■ Problem statement: Search the records for the word "this" and report each line that has it.

--- Stored records ---

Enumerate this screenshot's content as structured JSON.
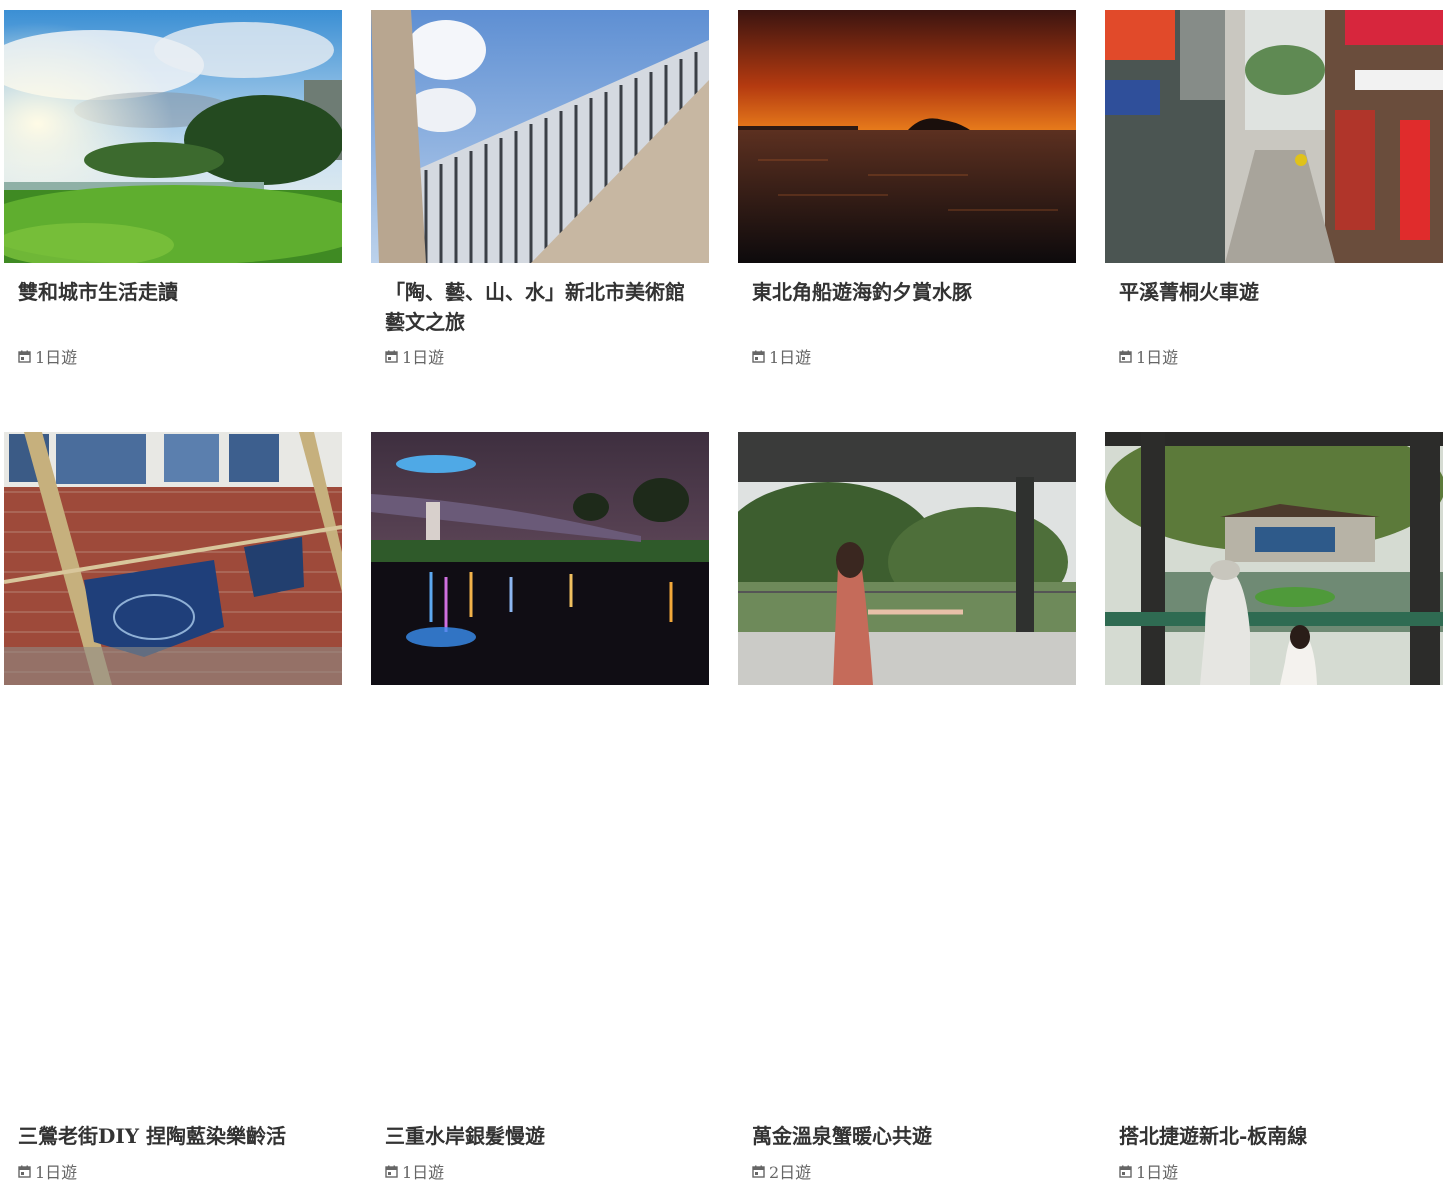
{
  "trips": [
    {
      "title": "雙和城市生活走讀",
      "duration": "1日遊",
      "image": "park-lawn-city-skyline"
    },
    {
      "title": "「陶、藝、山、水」新北市美術館藝文之旅",
      "duration": "1日遊",
      "image": "art-museum-facade"
    },
    {
      "title": "東北角船遊海釣夕賞水豚",
      "duration": "1日遊",
      "image": "sunset-sea-island"
    },
    {
      "title": "平溪菁桐火車遊",
      "duration": "1日遊",
      "image": "old-street-shops"
    },
    {
      "title": "三鶯老街DIY 捏陶藍染樂齡活",
      "duration": "1日遊",
      "image": "indigo-dye-brick-wall"
    },
    {
      "title": "三重水岸銀髮慢遊",
      "duration": "1日遊",
      "image": "riverside-night-bridge"
    },
    {
      "title": "萬金溫泉蟹暖心共遊",
      "duration": "2日遊",
      "image": "hot-spring-pavilion-woman"
    },
    {
      "title": "搭北捷遊新北-板南線",
      "duration": "1日遊",
      "image": "garden-pavilion-pond"
    }
  ]
}
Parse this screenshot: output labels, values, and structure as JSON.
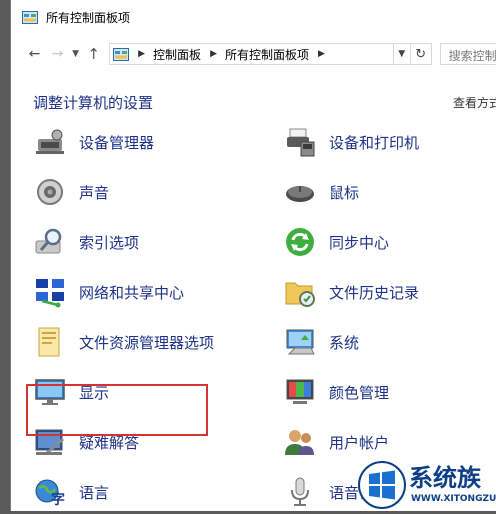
{
  "window": {
    "title": "所有控制面板项"
  },
  "nav": {
    "back_icon": "arrow-left-icon",
    "forward_icon": "arrow-right-icon",
    "recent_icon": "chevron-down-icon",
    "up_icon": "arrow-up-icon",
    "breadcrumb": [
      "控制面板",
      "所有控制面板项"
    ],
    "refresh_icon": "refresh-icon",
    "search_placeholder": "搜索控制"
  },
  "content": {
    "heading": "调整计算机的设置",
    "view_by": "查看方式"
  },
  "items_left": [
    {
      "label": "设备管理器",
      "icon": "device-manager-icon"
    },
    {
      "label": "声音",
      "icon": "speaker-icon"
    },
    {
      "label": "索引选项",
      "icon": "indexing-icon"
    },
    {
      "label": "网络和共享中心",
      "icon": "network-icon",
      "highlighted": true
    },
    {
      "label": "文件资源管理器选项",
      "icon": "folder-options-icon"
    },
    {
      "label": "显示",
      "icon": "monitor-icon"
    },
    {
      "label": "疑难解答",
      "icon": "troubleshoot-icon"
    },
    {
      "label": "语言",
      "icon": "language-icon"
    }
  ],
  "items_right": [
    {
      "label": "设备和打印机",
      "icon": "printer-icon"
    },
    {
      "label": "鼠标",
      "icon": "mouse-icon"
    },
    {
      "label": "同步中心",
      "icon": "sync-icon"
    },
    {
      "label": "文件历史记录",
      "icon": "file-history-icon"
    },
    {
      "label": "系统",
      "icon": "system-icon"
    },
    {
      "label": "颜色管理",
      "icon": "color-management-icon"
    },
    {
      "label": "用户帐户",
      "icon": "user-accounts-icon"
    },
    {
      "label": "语音识别",
      "icon": "microphone-icon"
    }
  ],
  "watermark": {
    "text": "系统族",
    "url": "WWW.XITONGZU.COM"
  },
  "colors": {
    "link": "#1e3287",
    "highlight_border": "#d23434",
    "watermark": "#0c3f86"
  }
}
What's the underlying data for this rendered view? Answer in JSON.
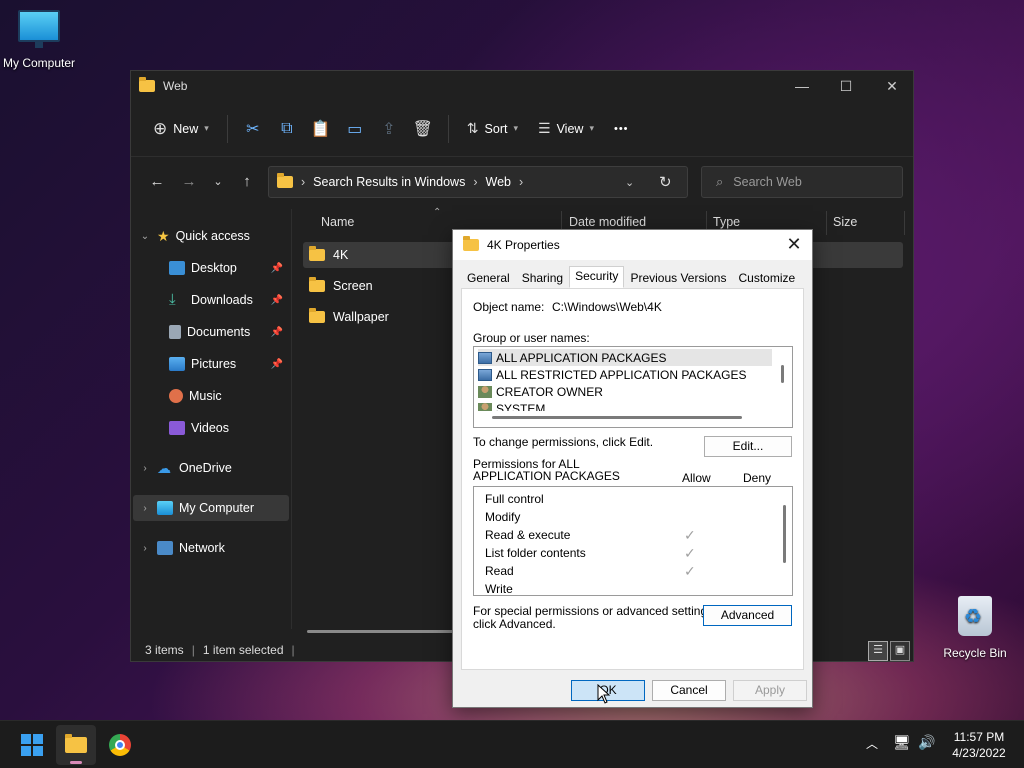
{
  "desktop": {
    "my_computer_label": "My Computer",
    "recycle_bin_label": "Recycle Bin"
  },
  "explorer": {
    "title": "Web",
    "toolbar": {
      "new_label": "New",
      "sort_label": "Sort",
      "view_label": "View",
      "more_label": "•••"
    },
    "address": {
      "crumbs": [
        "Search Results in Windows",
        "Web"
      ],
      "search_placeholder": "Search Web"
    },
    "sidebar": {
      "quick_access": "Quick access",
      "items": [
        "Desktop",
        "Downloads",
        "Documents",
        "Pictures",
        "Music",
        "Videos"
      ],
      "onedrive": "OneDrive",
      "my_computer": "My Computer",
      "network": "Network"
    },
    "columns": [
      "Name",
      "Date modified",
      "Type",
      "Size"
    ],
    "files": [
      "4K",
      "Screen",
      "Wallpaper"
    ],
    "status": {
      "count": "3 items",
      "selected": "1 item selected"
    }
  },
  "dialog": {
    "title": "4K Properties",
    "tabs": [
      "General",
      "Sharing",
      "Security",
      "Previous Versions",
      "Customize"
    ],
    "active_tab": "Security",
    "object_name_label": "Object name:",
    "object_name_value": "C:\\Windows\\Web\\4K",
    "group_label": "Group or user names:",
    "groups": [
      "ALL APPLICATION PACKAGES",
      "ALL RESTRICTED APPLICATION PACKAGES",
      "CREATOR OWNER",
      "SYSTEM"
    ],
    "change_text": "To change permissions, click Edit.",
    "edit_label": "Edit...",
    "permissions_for_line1": "Permissions for ALL",
    "permissions_for_line2": "APPLICATION PACKAGES",
    "allow_label": "Allow",
    "deny_label": "Deny",
    "permissions": [
      {
        "name": "Full control",
        "allow": false
      },
      {
        "name": "Modify",
        "allow": false
      },
      {
        "name": "Read & execute",
        "allow": true
      },
      {
        "name": "List folder contents",
        "allow": true
      },
      {
        "name": "Read",
        "allow": true
      },
      {
        "name": "Write",
        "allow": false
      }
    ],
    "special_line1": "For special permissions or advanced settings,",
    "special_line2": "click Advanced.",
    "advanced_label": "Advanced",
    "ok_label": "OK",
    "cancel_label": "Cancel",
    "apply_label": "Apply",
    "check_glyph": "✓"
  },
  "taskbar": {
    "time": "11:57 PM",
    "date": "4/23/2022"
  }
}
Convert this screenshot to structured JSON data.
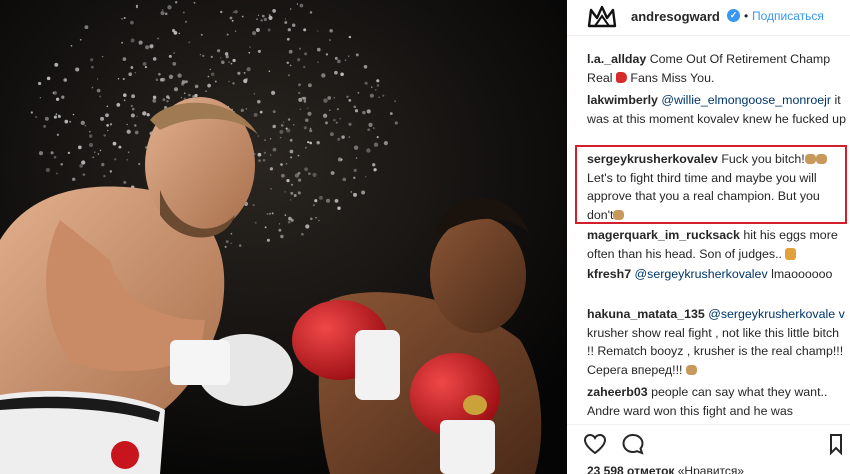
{
  "post": {
    "username": "andresogward",
    "verified_mark": "✓",
    "separator": "•",
    "follow_label": "Подписаться",
    "likes_count": "23 598",
    "likes_word": "отметок",
    "likes_more": "«Нравится»"
  },
  "comments": [
    {
      "user": "l.a._allday",
      "parts": [
        {
          "t": "text",
          "v": " Come Out Of Retirement Champ Real "
        },
        {
          "t": "emoji",
          "v": "boxing-glove-emoji"
        },
        {
          "t": "text",
          "v": " Fans Miss You."
        }
      ]
    },
    {
      "user": "lakwimberly",
      "parts": [
        {
          "t": "text",
          "v": " "
        },
        {
          "t": "mention",
          "v": "@willie_elmongoose_monroejr"
        },
        {
          "t": "text",
          "v": " it was at this moment kovalev knew he fucked up"
        }
      ]
    },
    {
      "user": "sergeykrusherkovalev",
      "parts": [
        {
          "t": "text",
          "v": " Fuck you bitch!"
        },
        {
          "t": "emoji",
          "v": "fist-emoji"
        },
        {
          "t": "emoji",
          "v": "fist-emoji"
        },
        {
          "t": "text",
          "v": "Let's to fight third time and maybe you will approve that you a real champion. But you don't"
        },
        {
          "t": "emoji",
          "v": "fist-emoji"
        }
      ]
    },
    {
      "user": "magerquark_im_rucksack",
      "parts": [
        {
          "t": "text",
          "v": " hit his eggs more often than his head. Son of judges.. "
        },
        {
          "t": "emoji",
          "v": "thumbs-down-emoji"
        }
      ]
    },
    {
      "user": "kfresh7",
      "parts": [
        {
          "t": "text",
          "v": " "
        },
        {
          "t": "mention",
          "v": "@sergeykrusherkovalev"
        },
        {
          "t": "text",
          "v": " lmaoooooo"
        }
      ]
    },
    {
      "user": "hakuna_matata_135",
      "parts": [
        {
          "t": "text",
          "v": " "
        },
        {
          "t": "mention",
          "v": "@sergeykrusherkovale v"
        },
        {
          "t": "text",
          "v": " krusher show real fight , not like this little bitch !! Rematch booyz , krusher is the real champ!!! Серега вперед!!! "
        },
        {
          "t": "emoji",
          "v": "fist-emoji"
        }
      ]
    },
    {
      "user": "zaheerb03",
      "parts": [
        {
          "t": "text",
          "v": " people can say what they want.. Andre ward won this fight and he was"
        }
      ]
    }
  ],
  "icons": {
    "avatar": "crown-logo",
    "like": "heart-icon",
    "comment": "speech-bubble-icon",
    "save": "bookmark-icon"
  },
  "colors": {
    "accent": "#3897f0",
    "highlight_border": "#d21f2b",
    "text": "#262626"
  }
}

---

■ Correct response:
Enumerate this screenshot's content as structured JSON.
Parse this screenshot: output labels, values, and structure as JSON.
What's the underlying data for this rendered view? Answer in JSON.
Convert this screenshot to structured JSON data.
          "v": " it was at this moment kovalev knew he fucked up"
          "v": " krusher show real fight , not like this little bitch !! Rematch booyz , krusher is the real champ!!! Серега вперед!!! "
          "v": " people can say what they want.. Andre ward won this fight and he was"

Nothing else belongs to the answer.